** Begin **
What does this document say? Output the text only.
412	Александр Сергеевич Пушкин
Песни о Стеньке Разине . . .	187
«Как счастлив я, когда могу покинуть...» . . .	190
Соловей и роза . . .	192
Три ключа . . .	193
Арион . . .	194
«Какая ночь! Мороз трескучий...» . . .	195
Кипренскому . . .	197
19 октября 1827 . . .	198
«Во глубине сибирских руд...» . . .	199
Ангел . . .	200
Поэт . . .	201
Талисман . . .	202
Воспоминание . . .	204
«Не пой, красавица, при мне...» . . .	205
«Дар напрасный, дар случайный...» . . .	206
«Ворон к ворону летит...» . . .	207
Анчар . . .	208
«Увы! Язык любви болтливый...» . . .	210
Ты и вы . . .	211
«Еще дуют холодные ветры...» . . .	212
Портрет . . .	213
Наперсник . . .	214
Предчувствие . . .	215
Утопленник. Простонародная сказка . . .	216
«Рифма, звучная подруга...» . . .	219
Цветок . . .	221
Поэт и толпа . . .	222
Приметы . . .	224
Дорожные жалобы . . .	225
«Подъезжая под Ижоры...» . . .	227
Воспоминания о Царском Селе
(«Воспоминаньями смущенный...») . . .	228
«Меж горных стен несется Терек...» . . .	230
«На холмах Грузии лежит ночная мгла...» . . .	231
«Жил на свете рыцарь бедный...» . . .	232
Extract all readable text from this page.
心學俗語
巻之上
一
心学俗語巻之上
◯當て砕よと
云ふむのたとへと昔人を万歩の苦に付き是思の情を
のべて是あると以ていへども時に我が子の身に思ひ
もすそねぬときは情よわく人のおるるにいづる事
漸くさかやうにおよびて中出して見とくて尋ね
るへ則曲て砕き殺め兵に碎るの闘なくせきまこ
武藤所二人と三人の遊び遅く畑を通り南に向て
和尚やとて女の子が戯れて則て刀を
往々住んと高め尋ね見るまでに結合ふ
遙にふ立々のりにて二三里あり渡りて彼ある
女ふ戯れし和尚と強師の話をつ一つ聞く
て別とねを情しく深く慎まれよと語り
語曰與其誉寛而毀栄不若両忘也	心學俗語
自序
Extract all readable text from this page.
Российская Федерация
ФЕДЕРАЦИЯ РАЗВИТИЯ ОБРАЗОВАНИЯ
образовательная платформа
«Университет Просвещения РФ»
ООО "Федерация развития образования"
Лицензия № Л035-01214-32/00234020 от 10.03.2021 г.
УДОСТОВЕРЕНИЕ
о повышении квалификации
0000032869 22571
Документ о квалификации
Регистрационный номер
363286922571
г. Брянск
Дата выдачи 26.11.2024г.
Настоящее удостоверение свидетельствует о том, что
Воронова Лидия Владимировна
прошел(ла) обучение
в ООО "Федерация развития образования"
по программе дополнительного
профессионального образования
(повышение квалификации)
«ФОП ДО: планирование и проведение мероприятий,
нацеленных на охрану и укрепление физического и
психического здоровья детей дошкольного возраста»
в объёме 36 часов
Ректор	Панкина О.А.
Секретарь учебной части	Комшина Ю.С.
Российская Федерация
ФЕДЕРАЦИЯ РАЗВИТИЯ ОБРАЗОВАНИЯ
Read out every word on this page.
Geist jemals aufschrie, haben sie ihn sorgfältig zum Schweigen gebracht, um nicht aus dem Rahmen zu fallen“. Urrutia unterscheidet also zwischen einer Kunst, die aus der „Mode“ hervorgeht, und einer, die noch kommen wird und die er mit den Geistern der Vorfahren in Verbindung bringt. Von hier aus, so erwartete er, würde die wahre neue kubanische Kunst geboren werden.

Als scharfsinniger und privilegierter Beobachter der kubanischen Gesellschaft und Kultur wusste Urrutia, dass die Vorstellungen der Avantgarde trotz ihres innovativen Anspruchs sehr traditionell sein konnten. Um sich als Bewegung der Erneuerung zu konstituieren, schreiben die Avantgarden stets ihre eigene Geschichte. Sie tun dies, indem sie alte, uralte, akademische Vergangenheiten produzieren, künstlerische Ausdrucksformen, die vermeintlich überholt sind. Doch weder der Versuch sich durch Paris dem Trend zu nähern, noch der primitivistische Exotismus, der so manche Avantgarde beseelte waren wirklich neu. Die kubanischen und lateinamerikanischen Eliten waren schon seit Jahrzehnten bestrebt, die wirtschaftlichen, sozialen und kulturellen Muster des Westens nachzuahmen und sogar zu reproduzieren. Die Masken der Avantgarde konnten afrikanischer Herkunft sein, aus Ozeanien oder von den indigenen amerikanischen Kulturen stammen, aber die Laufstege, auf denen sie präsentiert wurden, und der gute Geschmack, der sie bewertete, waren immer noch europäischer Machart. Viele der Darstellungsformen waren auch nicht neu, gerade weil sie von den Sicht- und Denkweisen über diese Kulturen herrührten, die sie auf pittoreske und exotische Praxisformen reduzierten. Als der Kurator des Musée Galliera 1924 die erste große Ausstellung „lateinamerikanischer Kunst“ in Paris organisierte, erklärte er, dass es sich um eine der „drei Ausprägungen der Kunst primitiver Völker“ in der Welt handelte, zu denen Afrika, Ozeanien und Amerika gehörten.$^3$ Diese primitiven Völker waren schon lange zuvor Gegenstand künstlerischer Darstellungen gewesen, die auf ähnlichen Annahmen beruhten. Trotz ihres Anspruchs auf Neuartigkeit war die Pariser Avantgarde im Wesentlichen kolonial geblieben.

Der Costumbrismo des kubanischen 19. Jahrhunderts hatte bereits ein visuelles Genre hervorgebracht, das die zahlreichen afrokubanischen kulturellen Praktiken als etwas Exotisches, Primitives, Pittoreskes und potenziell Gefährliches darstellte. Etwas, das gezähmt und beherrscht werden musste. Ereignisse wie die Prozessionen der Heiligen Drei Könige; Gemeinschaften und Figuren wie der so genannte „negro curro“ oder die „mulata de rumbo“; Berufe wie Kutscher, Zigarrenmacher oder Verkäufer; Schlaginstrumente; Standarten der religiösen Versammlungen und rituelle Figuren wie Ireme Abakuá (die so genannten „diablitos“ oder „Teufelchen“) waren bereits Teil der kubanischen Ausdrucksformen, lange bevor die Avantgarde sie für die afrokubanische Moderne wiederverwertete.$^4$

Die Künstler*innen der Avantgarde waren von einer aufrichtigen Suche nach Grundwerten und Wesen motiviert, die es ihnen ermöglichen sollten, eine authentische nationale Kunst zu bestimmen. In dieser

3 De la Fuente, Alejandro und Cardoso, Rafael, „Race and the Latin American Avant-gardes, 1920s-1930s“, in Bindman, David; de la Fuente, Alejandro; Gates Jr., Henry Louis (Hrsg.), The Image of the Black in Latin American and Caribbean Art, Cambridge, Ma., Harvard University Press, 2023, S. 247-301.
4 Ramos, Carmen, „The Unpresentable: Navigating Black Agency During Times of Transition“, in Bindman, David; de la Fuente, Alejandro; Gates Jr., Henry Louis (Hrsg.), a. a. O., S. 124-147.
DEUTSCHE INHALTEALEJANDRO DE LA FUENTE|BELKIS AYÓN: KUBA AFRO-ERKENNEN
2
** End **
> _WHAT YOU WILL DO_:
Identify the lines that hold the word "Hrsg". Copy every one of them.

> _WRITTEN REPLY_:
3 De la Fuente, Alejandro und Cardoso, Rafael, „Race and the Latin American Avant-gardes, 1920s-1930s“, in Bindman, David; de la Fuente, Alejandro; Gates Jr., Henry Louis (Hrsg.), The Image of the Black in Latin American and Caribbean Art, Cambridge, Ma., Harvard University Press, 2023, S. 247-301.
4 Ramos, Carmen, „The Unpresentable: Navigating Black Agency During Times of Transition“, in Bindman, David; de la Fuente, Alejandro; Gates Jr., Henry Louis (Hrsg.), a. a. O., S. 124-147.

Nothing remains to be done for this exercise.